=== EXERCISE PROMPT ===
Word for word, repeat the entries, minus the pictures.

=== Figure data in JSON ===
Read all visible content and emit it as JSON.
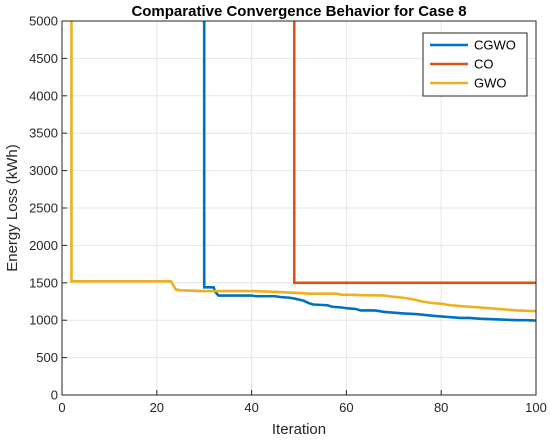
{
  "chart_data": {
    "type": "line",
    "title": "Comparative Convergence Behavior for Case 8",
    "xlabel": "Iteration",
    "ylabel": "Energy Loss (kWh)",
    "xlim": [
      0,
      100
    ],
    "ylim": [
      0,
      5000
    ],
    "xticks": [
      0,
      20,
      40,
      60,
      80,
      100
    ],
    "yticks": [
      0,
      500,
      1000,
      1500,
      2000,
      2500,
      3000,
      3500,
      4000,
      4500,
      5000
    ],
    "grid": true,
    "legend_position": "top-right",
    "series": [
      {
        "name": "CGWO",
        "color": "#0072BD",
        "x": [
          30,
          30,
          30.3,
          32,
          32.3,
          33,
          40,
          41,
          45,
          46,
          48,
          49,
          51,
          52,
          53,
          56,
          57,
          59,
          60,
          62,
          63,
          66,
          67,
          68,
          70,
          72,
          75,
          78,
          80,
          82,
          84,
          86,
          88,
          90,
          92,
          94,
          96,
          98,
          100
        ],
        "y": [
          5000,
          1440,
          1440,
          1440,
          1380,
          1330,
          1330,
          1320,
          1320,
          1310,
          1300,
          1290,
          1260,
          1230,
          1210,
          1200,
          1180,
          1170,
          1160,
          1150,
          1130,
          1130,
          1120,
          1110,
          1100,
          1090,
          1080,
          1060,
          1050,
          1040,
          1030,
          1030,
          1020,
          1015,
          1010,
          1005,
          1000,
          1000,
          995
        ]
      },
      {
        "name": "CO",
        "color": "#D95319",
        "x": [
          49,
          49,
          100
        ],
        "y": [
          5000,
          1500,
          1500
        ]
      },
      {
        "name": "GWO",
        "color": "#EDB120",
        "x": [
          2,
          2,
          23,
          24,
          25,
          30,
          31,
          40,
          45,
          51,
          52,
          58,
          59,
          62,
          63,
          68,
          69,
          72,
          74,
          76,
          78,
          80,
          82,
          84,
          86,
          88,
          90,
          92,
          94,
          96,
          98,
          100
        ],
        "y": [
          5000,
          1520,
          1520,
          1410,
          1400,
          1390,
          1390,
          1390,
          1380,
          1360,
          1355,
          1355,
          1340,
          1340,
          1335,
          1330,
          1320,
          1300,
          1280,
          1250,
          1230,
          1220,
          1200,
          1190,
          1180,
          1170,
          1160,
          1150,
          1140,
          1130,
          1125,
          1120
        ]
      }
    ]
  }
}
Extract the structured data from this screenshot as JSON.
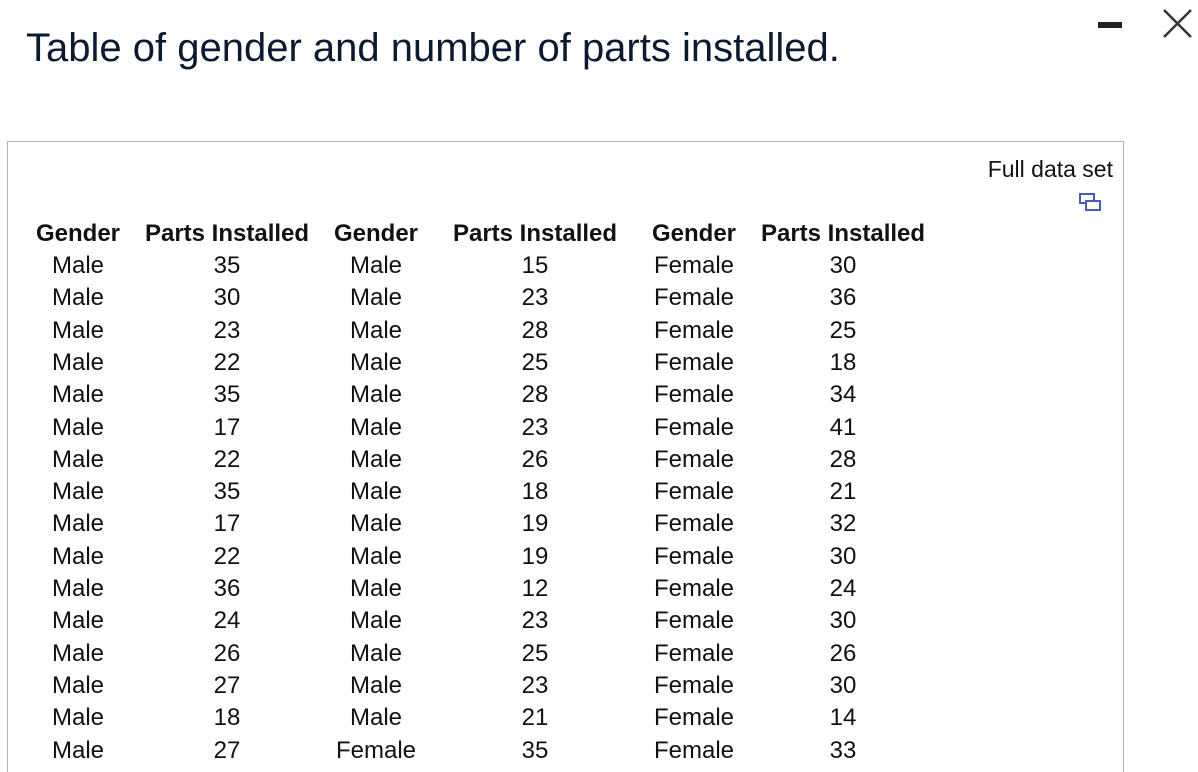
{
  "title": "Table of gender and number of parts installed.",
  "full_data_link": "Full data set",
  "table": {
    "headers": [
      "Gender",
      "Parts Installed",
      "Gender",
      "Parts Installed",
      "Gender",
      "Parts Installed"
    ],
    "rows": [
      [
        "Male",
        35,
        "Male",
        15,
        "Female",
        30
      ],
      [
        "Male",
        30,
        "Male",
        23,
        "Female",
        36
      ],
      [
        "Male",
        23,
        "Male",
        28,
        "Female",
        25
      ],
      [
        "Male",
        22,
        "Male",
        25,
        "Female",
        18
      ],
      [
        "Male",
        35,
        "Male",
        28,
        "Female",
        34
      ],
      [
        "Male",
        17,
        "Male",
        23,
        "Female",
        41
      ],
      [
        "Male",
        22,
        "Male",
        26,
        "Female",
        28
      ],
      [
        "Male",
        35,
        "Male",
        18,
        "Female",
        21
      ],
      [
        "Male",
        17,
        "Male",
        19,
        "Female",
        32
      ],
      [
        "Male",
        22,
        "Male",
        19,
        "Female",
        30
      ],
      [
        "Male",
        36,
        "Male",
        12,
        "Female",
        24
      ],
      [
        "Male",
        24,
        "Male",
        23,
        "Female",
        30
      ],
      [
        "Male",
        26,
        "Male",
        25,
        "Female",
        26
      ],
      [
        "Male",
        27,
        "Male",
        23,
        "Female",
        30
      ],
      [
        "Male",
        18,
        "Male",
        21,
        "Female",
        14
      ],
      [
        "Male",
        27,
        "Female",
        35,
        "Female",
        33
      ]
    ]
  }
}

=== SOLUTION FOR THIS EXERCISE ===
Read all visible content and emit it as JSON.
{
  "chart_data": {
    "type": "line",
    "title": "Comparative Convergence Behavior for Case 8",
    "xlabel": "Iteration",
    "ylabel": "Energy Loss (kWh)",
    "xlim": [
      0,
      100
    ],
    "ylim": [
      0,
      5000
    ],
    "xticks": [
      0,
      20,
      40,
      60,
      80,
      100
    ],
    "yticks": [
      0,
      500,
      1000,
      1500,
      2000,
      2500,
      3000,
      3500,
      4000,
      4500,
      5000
    ],
    "grid": true,
    "legend_position": "top-right",
    "series": [
      {
        "name": "CGWO",
        "color": "#0072BD",
        "x": [
          30,
          30,
          30.3,
          32,
          32.3,
          33,
          40,
          41,
          45,
          46,
          48,
          49,
          51,
          52,
          53,
          56,
          57,
          59,
          60,
          62,
          63,
          66,
          67,
          68,
          70,
          72,
          75,
          78,
          80,
          82,
          84,
          86,
          88,
          90,
          92,
          94,
          96,
          98,
          100
        ],
        "y": [
          5000,
          1440,
          1440,
          1440,
          1380,
          1330,
          1330,
          1320,
          1320,
          1310,
          1300,
          1290,
          1260,
          1230,
          1210,
          1200,
          1180,
          1170,
          1160,
          1150,
          1130,
          1130,
          1120,
          1110,
          1100,
          1090,
          1080,
          1060,
          1050,
          1040,
          1030,
          1030,
          1020,
          1015,
          1010,
          1005,
          1000,
          1000,
          995
        ]
      },
      {
        "name": "CO",
        "color": "#D95319",
        "x": [
          49,
          49,
          100
        ],
        "y": [
          5000,
          1500,
          1500
        ]
      },
      {
        "name": "GWO",
        "color": "#EDB120",
        "x": [
          2,
          2,
          23,
          24,
          25,
          30,
          31,
          40,
          45,
          51,
          52,
          58,
          59,
          62,
          63,
          68,
          69,
          72,
          74,
          76,
          78,
          80,
          82,
          84,
          86,
          88,
          90,
          92,
          94,
          96,
          98,
          100
        ],
        "y": [
          5000,
          1520,
          1520,
          1410,
          1400,
          1390,
          1390,
          1390,
          1380,
          1360,
          1355,
          1355,
          1340,
          1340,
          1335,
          1330,
          1320,
          1300,
          1280,
          1250,
          1230,
          1220,
          1200,
          1190,
          1180,
          1170,
          1160,
          1150,
          1140,
          1130,
          1125,
          1120
        ]
      }
    ]
  }
}
Extract the structured data from this screenshot as JSON.
{
  "title": "Table of gender and number of parts installed.",
  "full_data_link": "Full data set",
  "table": {
    "headers": [
      "Gender",
      "Parts Installed",
      "Gender",
      "Parts Installed",
      "Gender",
      "Parts Installed"
    ],
    "rows": [
      [
        "Male",
        35,
        "Male",
        15,
        "Female",
        30
      ],
      [
        "Male",
        30,
        "Male",
        23,
        "Female",
        36
      ],
      [
        "Male",
        23,
        "Male",
        28,
        "Female",
        25
      ],
      [
        "Male",
        22,
        "Male",
        25,
        "Female",
        18
      ],
      [
        "Male",
        35,
        "Male",
        28,
        "Female",
        34
      ],
      [
        "Male",
        17,
        "Male",
        23,
        "Female",
        41
      ],
      [
        "Male",
        22,
        "Male",
        26,
        "Female",
        28
      ],
      [
        "Male",
        35,
        "Male",
        18,
        "Female",
        21
      ],
      [
        "Male",
        17,
        "Male",
        19,
        "Female",
        32
      ],
      [
        "Male",
        22,
        "Male",
        19,
        "Female",
        30
      ],
      [
        "Male",
        36,
        "Male",
        12,
        "Female",
        24
      ],
      [
        "Male",
        24,
        "Male",
        23,
        "Female",
        30
      ],
      [
        "Male",
        26,
        "Male",
        25,
        "Female",
        26
      ],
      [
        "Male",
        27,
        "Male",
        23,
        "Female",
        30
      ],
      [
        "Male",
        18,
        "Male",
        21,
        "Female",
        14
      ],
      [
        "Male",
        27,
        "Female",
        35,
        "Female",
        33
      ]
    ]
  }
}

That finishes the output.